■ SHORT EXERCISE:
Pull every line with the word "JSON" out of the entries below.

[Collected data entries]
.....
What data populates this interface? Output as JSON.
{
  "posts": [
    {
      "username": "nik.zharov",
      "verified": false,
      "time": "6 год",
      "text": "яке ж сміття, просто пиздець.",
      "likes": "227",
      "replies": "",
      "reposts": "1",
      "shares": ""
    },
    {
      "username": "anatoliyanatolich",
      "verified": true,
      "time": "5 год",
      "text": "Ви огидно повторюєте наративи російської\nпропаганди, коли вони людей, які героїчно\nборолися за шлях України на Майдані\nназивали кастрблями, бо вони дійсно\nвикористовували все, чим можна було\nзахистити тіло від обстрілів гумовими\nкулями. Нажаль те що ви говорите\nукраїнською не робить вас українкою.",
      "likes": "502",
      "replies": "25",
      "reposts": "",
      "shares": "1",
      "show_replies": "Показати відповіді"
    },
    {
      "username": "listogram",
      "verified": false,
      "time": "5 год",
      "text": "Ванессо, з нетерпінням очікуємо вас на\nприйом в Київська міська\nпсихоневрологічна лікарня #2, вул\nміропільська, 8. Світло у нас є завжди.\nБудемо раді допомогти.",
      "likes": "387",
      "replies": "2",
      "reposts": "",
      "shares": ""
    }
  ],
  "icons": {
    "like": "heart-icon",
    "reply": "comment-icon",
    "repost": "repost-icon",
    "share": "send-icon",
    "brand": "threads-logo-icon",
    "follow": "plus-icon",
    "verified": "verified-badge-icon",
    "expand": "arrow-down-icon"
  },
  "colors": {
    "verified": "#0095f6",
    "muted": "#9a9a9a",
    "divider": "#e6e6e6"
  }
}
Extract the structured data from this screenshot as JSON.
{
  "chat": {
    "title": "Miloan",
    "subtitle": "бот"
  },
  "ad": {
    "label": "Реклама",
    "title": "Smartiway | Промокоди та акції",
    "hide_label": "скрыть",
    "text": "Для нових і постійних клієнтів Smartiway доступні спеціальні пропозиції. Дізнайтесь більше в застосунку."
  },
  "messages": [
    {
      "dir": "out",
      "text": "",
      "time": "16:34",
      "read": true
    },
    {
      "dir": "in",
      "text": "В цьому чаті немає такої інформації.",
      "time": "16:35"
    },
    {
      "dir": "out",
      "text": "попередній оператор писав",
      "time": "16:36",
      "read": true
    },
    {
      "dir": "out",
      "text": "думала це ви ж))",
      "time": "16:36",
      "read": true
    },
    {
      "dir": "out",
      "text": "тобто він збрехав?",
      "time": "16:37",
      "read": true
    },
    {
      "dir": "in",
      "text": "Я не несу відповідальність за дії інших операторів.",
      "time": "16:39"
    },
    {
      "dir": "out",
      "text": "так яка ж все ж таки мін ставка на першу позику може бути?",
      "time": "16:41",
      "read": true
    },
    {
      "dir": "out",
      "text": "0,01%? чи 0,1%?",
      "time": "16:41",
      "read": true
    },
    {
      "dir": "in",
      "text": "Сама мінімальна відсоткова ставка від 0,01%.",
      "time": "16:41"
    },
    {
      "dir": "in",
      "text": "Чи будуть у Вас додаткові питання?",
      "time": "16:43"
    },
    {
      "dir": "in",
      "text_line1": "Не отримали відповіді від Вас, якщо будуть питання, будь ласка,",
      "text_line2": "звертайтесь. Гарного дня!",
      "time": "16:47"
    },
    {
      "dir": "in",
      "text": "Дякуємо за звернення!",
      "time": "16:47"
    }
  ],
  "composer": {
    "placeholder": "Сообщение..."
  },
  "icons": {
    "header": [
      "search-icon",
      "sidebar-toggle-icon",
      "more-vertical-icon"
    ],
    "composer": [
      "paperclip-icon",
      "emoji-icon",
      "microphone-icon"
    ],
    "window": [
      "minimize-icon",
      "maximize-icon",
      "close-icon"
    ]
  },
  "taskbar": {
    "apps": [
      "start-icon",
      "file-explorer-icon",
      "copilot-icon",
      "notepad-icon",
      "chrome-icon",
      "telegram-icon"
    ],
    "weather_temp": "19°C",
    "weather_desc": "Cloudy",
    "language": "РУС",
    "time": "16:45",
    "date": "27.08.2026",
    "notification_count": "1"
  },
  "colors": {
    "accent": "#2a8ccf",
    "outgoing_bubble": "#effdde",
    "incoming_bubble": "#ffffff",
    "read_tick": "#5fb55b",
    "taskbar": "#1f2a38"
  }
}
.....
■ OUTPUT BELOW:
What data populates this interface? Output as JSON.
Extract the structured data from this screenshot as JSON.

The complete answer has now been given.